- **Exercise**: In the data that follows, count each line holding the string "Engraving"; answer with the number only.

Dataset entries
--- BEGIN ---

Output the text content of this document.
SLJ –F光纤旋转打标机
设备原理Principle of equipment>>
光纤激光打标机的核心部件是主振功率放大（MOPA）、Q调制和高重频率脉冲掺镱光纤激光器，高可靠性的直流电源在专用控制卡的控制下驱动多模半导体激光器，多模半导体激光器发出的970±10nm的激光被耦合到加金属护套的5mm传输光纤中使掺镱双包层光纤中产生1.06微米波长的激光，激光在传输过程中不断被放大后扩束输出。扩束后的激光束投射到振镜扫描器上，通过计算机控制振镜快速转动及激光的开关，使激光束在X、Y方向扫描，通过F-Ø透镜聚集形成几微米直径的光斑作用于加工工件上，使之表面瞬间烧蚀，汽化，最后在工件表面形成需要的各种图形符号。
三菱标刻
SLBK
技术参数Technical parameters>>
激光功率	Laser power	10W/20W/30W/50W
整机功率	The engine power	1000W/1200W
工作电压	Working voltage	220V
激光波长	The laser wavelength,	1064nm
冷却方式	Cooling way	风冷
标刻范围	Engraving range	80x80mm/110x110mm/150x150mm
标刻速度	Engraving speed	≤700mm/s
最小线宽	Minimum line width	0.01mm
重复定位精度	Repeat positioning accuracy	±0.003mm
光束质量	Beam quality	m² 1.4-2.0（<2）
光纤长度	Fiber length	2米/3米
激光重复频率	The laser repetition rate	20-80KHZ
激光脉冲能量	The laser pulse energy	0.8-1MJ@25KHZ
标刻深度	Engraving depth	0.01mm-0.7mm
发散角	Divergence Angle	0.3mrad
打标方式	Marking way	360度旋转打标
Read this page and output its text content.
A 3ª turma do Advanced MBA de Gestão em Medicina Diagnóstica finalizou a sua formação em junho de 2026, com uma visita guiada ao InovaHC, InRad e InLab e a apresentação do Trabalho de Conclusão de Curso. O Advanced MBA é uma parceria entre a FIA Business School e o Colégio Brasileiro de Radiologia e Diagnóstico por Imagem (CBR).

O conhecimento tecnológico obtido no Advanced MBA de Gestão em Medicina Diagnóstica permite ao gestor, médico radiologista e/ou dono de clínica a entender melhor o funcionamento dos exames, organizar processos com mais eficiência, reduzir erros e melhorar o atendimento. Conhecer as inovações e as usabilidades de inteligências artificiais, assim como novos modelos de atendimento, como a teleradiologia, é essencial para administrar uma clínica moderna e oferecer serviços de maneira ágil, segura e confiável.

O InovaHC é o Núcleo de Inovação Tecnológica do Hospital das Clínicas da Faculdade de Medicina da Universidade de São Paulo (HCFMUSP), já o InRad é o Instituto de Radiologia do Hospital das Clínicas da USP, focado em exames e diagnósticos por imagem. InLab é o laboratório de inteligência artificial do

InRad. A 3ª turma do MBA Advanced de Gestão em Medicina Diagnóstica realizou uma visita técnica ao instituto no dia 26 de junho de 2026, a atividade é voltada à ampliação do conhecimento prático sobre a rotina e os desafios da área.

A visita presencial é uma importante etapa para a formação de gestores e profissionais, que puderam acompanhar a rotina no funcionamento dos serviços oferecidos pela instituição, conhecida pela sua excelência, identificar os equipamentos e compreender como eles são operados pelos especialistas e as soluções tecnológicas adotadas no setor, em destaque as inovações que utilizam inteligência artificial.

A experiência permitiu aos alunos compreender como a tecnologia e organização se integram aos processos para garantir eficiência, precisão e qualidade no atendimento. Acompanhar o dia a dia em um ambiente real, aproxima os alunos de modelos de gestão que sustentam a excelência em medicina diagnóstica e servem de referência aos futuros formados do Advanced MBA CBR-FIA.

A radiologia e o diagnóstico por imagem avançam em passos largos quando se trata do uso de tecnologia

--- END ---

- **The output**: 3